前記前方セクション(92)に動作可能に結合された機械的なアクチュエータ(796)をさらに備える請求項1に記載のファンケーシング冷却器(50)であって、前記感熱部(76)が前記後方セクション(94)に動作可能に結合される、ファンケーシング冷却器(50)。
【発明の詳細な説明】
【技術分野】
【0001】
本開示は、冷却器を有するファンケーシング組立体および作動方法に関する。
【背景技術】
【0002】
航空機で使用される現在のエンジンは、何らかの方法でエンジンから放出しなければならないかなりの量の熱を発生する。熱交換器は、そのようなエンジンから熱を放出する方法を提供する。例えば、熱交換器は、エンジンの一部分の周囲にリング状に配置することができる。
【0003】
オイルを使用して、エンジン軸受、発電機などのエンジン構成部品から熱を放散することができる。典型的には、熱は、空冷オイル冷却器、より詳細には、表面空冷オイル冷却器システムによってオイルから空気に伝達されてオイル温度をほぼ100°Fから300°Fの望ましい範囲に保つ。多くの場合、周囲環境は−65°Fと低い場合がある。
【0004】
表面空冷オイル冷却器などの熱交換器は、タービンジェットエンジンファンケース内に配置されて、バイパス空気を使用して潤滑油のエネルギーを強制対流によって取り去ることができる。冷却器は、強制対流にする複数のフィンを含むことができる。空気流速度に対するフィンの幾何形状および高さは、エネルギー伝達にとっては重要なパラメータであり、最大エンジン負荷に対応する寸法となっている。非ピーク要求条件中では、冷却器は熱的に過大寸法であり、空力抵抗を最小限にするようには最適化されていない。
【発明の概要】
【課題を解決するための手段】
【0005】
1つの態様では、本開示は、周壁を有する環状ファンケーシングを含むファンケーシング組立体に関する。ファンケーシング組立体は、周壁に向い合う第1の表面と、第1の表面の反対側の第2の表面と、第2の表面に近接して加熱流体の流れを流すように構成された少なくとも1つの導管とを有する本体を有するファンケーシング冷却器を含む。本体は、環状ファンケーシングを通って流れる空気に加熱流体から熱を伝達するように配置される。本体は、熱条件の変化に反応して、ファンケーシング冷却器の少なくとも一部分を、環状ファンケーシングを通って流れる空気内に受動的に配置するように構成された少なくとも1つの感熱部を含む。
【0006】
別の態様では、本開示は、バイパスダクトを有する航空機エンジン用のファンケーシング冷却器に関する。ファンケーシング冷却器は、第1の表面と、第1の表面の反対側の第2の表面と、第2の表面に近接して加熱流体の流れを流すように構成された少なくとも1つの導管とを含む熱交換器本体を含み、本体は、バイパスダクトを通って流れる空気に加熱流体から熱を伝達するように配置され、また、本体は、熱条件の変化に反応して形状を変えるように構成された少なくとも1つの感熱部を含む。

(記録)
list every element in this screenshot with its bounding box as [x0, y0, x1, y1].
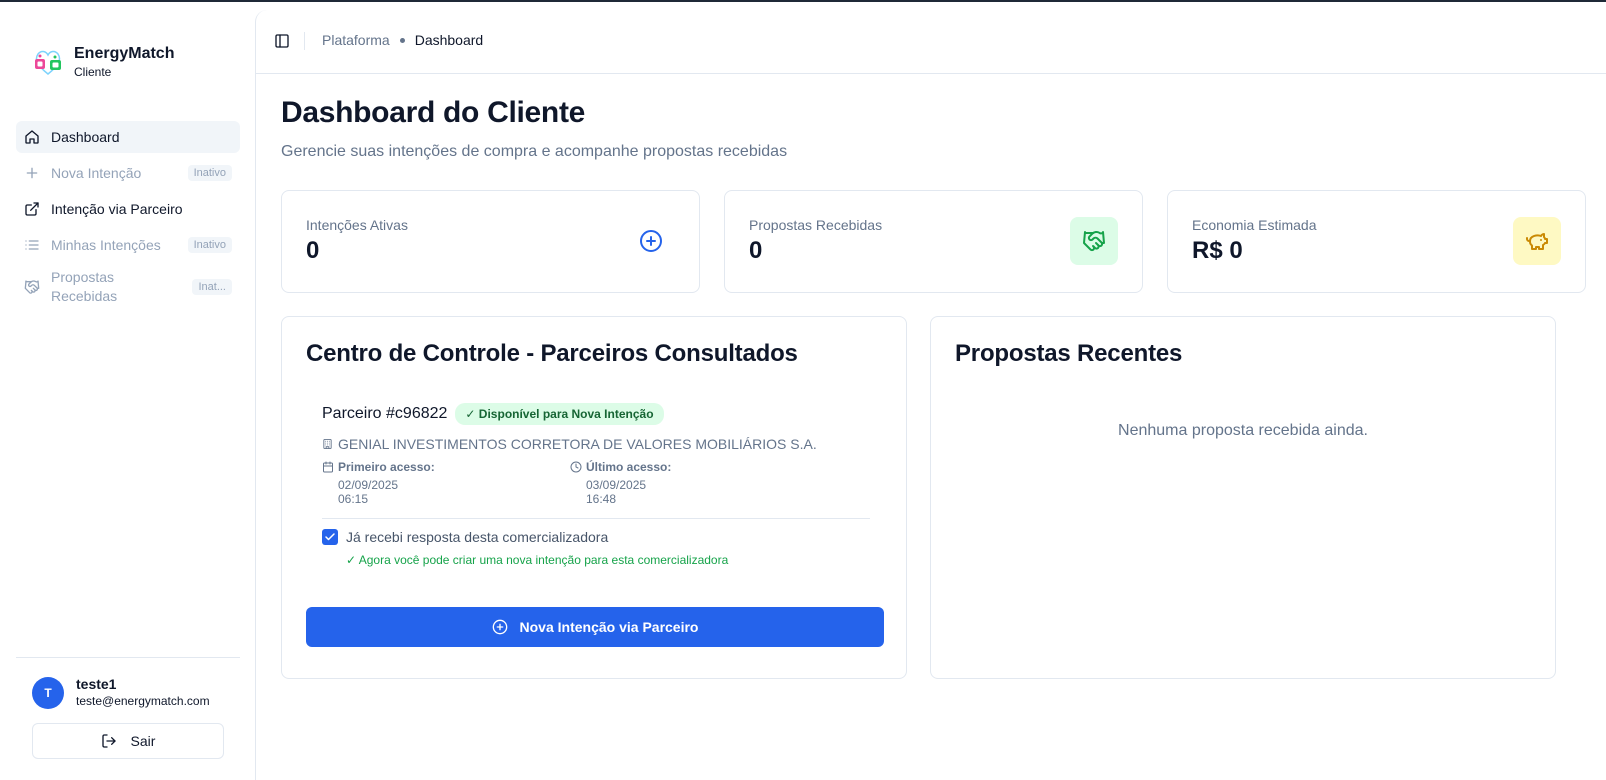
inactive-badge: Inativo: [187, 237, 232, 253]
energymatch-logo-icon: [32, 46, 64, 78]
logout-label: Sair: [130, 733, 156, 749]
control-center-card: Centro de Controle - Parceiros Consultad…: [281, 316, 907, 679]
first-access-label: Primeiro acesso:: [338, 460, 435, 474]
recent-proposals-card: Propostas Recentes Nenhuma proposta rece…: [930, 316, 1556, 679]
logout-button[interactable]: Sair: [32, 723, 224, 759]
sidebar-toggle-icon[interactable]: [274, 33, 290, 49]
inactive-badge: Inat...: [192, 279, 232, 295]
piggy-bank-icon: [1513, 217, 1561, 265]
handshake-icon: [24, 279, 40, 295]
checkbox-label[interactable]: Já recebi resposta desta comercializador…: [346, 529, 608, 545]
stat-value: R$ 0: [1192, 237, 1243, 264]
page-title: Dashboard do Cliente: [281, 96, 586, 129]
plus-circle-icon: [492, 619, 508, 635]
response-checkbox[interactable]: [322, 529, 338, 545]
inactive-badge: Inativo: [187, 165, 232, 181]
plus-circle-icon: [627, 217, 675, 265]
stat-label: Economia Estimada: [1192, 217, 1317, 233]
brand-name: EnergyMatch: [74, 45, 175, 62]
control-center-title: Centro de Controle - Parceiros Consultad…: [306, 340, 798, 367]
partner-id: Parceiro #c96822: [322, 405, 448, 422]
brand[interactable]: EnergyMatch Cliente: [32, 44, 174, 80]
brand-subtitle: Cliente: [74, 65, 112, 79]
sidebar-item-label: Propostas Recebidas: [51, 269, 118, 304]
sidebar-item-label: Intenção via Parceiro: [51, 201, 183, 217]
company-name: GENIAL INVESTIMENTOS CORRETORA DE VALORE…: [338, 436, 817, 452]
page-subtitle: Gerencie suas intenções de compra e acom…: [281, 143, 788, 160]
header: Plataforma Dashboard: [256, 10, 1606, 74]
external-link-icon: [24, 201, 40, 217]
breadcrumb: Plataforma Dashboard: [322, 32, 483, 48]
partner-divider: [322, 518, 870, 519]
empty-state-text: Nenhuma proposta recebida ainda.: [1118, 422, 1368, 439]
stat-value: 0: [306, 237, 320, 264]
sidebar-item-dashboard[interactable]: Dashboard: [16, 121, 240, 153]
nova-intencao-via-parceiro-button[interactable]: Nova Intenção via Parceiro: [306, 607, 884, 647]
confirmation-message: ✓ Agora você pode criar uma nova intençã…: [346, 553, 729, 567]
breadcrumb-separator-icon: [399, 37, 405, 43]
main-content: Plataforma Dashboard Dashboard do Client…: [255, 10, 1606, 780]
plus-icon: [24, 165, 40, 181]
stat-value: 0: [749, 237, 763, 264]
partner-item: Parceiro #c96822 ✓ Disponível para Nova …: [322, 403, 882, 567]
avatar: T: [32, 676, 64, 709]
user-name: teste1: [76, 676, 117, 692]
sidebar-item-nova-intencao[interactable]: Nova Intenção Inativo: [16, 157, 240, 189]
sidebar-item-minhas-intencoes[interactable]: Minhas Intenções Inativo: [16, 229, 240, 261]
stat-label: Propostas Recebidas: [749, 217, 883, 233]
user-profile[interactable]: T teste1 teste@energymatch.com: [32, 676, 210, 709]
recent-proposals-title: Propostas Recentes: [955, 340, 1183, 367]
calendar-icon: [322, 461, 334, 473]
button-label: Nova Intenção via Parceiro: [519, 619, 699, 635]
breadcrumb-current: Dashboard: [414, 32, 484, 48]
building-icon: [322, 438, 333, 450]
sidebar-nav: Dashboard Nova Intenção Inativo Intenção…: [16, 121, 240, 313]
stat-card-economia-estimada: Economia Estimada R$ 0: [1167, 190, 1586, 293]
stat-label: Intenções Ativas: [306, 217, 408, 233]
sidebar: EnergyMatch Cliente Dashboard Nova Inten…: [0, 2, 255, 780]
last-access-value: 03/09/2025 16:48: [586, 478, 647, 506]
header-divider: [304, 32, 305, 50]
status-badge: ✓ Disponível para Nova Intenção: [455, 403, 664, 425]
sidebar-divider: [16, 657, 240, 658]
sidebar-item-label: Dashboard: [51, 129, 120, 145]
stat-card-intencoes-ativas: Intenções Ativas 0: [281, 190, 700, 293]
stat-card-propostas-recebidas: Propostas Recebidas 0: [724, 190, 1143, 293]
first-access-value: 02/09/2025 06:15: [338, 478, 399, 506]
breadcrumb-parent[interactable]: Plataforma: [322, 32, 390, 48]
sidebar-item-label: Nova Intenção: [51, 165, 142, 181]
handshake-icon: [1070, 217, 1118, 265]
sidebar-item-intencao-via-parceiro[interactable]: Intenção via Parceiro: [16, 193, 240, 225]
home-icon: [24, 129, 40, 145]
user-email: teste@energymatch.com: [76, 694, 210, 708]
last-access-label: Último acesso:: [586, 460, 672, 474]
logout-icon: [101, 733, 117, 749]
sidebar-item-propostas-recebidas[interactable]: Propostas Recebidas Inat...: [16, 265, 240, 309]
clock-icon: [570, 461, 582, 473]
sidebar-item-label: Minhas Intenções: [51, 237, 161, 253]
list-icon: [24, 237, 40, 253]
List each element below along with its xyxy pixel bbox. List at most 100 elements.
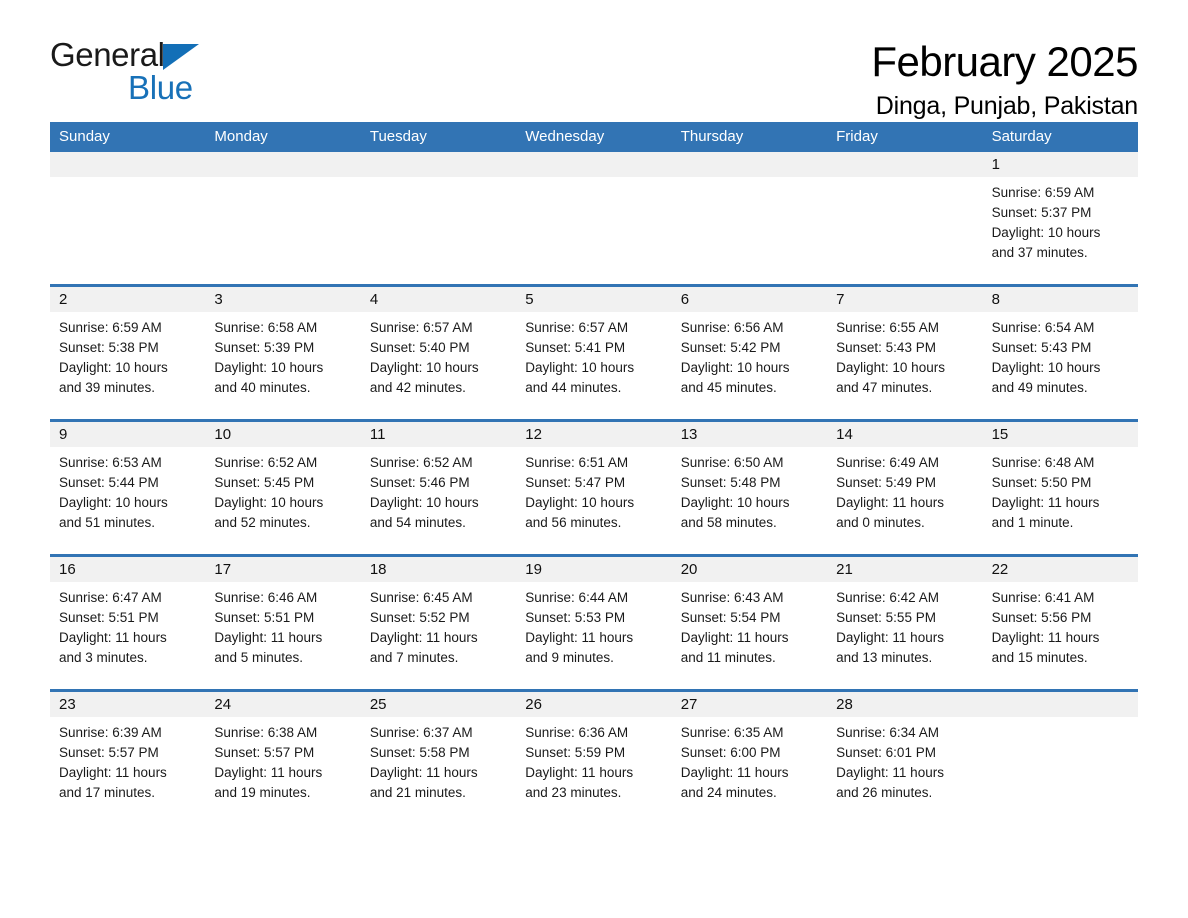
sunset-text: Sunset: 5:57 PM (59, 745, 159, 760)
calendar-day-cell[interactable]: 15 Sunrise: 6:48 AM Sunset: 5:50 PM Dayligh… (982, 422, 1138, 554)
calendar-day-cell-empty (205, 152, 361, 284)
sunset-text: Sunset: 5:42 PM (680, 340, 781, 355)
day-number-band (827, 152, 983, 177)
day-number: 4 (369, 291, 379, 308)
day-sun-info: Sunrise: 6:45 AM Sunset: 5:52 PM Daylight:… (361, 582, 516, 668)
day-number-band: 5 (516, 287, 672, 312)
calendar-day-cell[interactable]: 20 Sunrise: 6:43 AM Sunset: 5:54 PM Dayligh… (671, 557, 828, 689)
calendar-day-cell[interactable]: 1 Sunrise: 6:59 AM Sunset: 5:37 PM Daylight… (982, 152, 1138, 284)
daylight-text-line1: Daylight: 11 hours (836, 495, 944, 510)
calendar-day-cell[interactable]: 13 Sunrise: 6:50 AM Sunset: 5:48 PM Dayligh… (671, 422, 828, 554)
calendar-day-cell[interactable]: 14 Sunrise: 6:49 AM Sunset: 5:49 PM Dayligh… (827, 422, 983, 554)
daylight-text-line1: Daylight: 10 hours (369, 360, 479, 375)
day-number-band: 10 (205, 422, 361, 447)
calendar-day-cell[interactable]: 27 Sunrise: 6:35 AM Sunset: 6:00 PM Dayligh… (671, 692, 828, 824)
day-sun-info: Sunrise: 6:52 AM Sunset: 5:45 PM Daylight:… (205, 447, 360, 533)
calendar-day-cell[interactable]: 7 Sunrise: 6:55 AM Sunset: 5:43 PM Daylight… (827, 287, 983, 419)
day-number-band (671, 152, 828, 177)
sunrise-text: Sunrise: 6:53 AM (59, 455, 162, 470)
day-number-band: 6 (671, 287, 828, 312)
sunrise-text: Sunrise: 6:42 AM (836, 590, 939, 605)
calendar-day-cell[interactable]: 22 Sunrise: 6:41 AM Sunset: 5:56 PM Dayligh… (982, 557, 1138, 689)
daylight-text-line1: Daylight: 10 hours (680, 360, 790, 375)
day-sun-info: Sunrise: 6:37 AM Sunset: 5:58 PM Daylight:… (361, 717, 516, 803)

# 設問 A
ファンケーシング冷却器に関する文書について、次の問いに答えよ。
(i) 空冷オイル冷却器は、オイル温度をどの範囲に保つか。
(ii) 表面空冷オイル冷却器などの熱交換器は、どこに配置できるとされているか。
(iii) 【0006】の態様では、感熱部は何に反応して何を変えるように構成されているか。
# 設問 B
ファンケーシング冷却器に関する文書を引き継ぎ、【0006】の段落の後から続きを書け。

# 解答 A
(i) ほぼ100°Fから300°Fの範囲
(ii) タービンジェットエンジンファンケース内
(iii) 熱条件の変化に反応して形状を変える。

# 解答 B
【0007】
さらに別の態様では、本開示は、航空機エンジンのバイパスダクト内の空冷オイル冷却器の作動方法に関する。本方法は、第1の基準温度に達すると、バイパスファンダクト内に空冷オイル冷却器を配置することを含む。この配置は受動的な配置であり、熱条件の変化に反応して空冷オイル冷却器の感熱部が形状を変えることを含む。
【図面の簡単な説明】
【0008】
図1】環状ファンケーシングに沿って冷却器を備えたタービンエンジン組立体の概略部分切断図である。
図2】一組の金属層と四組のフィンを有する本体を含む図1の冷却器の断面図である。
図3A】冷却器の後方部に沿って配置された金属層の組を有する図1の冷却器であって、第1の初期位置のある冷却器の斜視図である。
図3B】引込位置に変形した図3Aの冷却器の斜視図である。
図3C】展開位置に変形した図3Aの冷却器の斜視図である。
図4】冷却器の前方部に沿って配置された一組の金属層を有し、フィンの組の間に広いヒンジがある、図1の冷却器の斜視図である。
図5A】三組のフィンを有し、一組の金属層が冷却器全体に沿って延在する、図1の冷却器の斜視図である。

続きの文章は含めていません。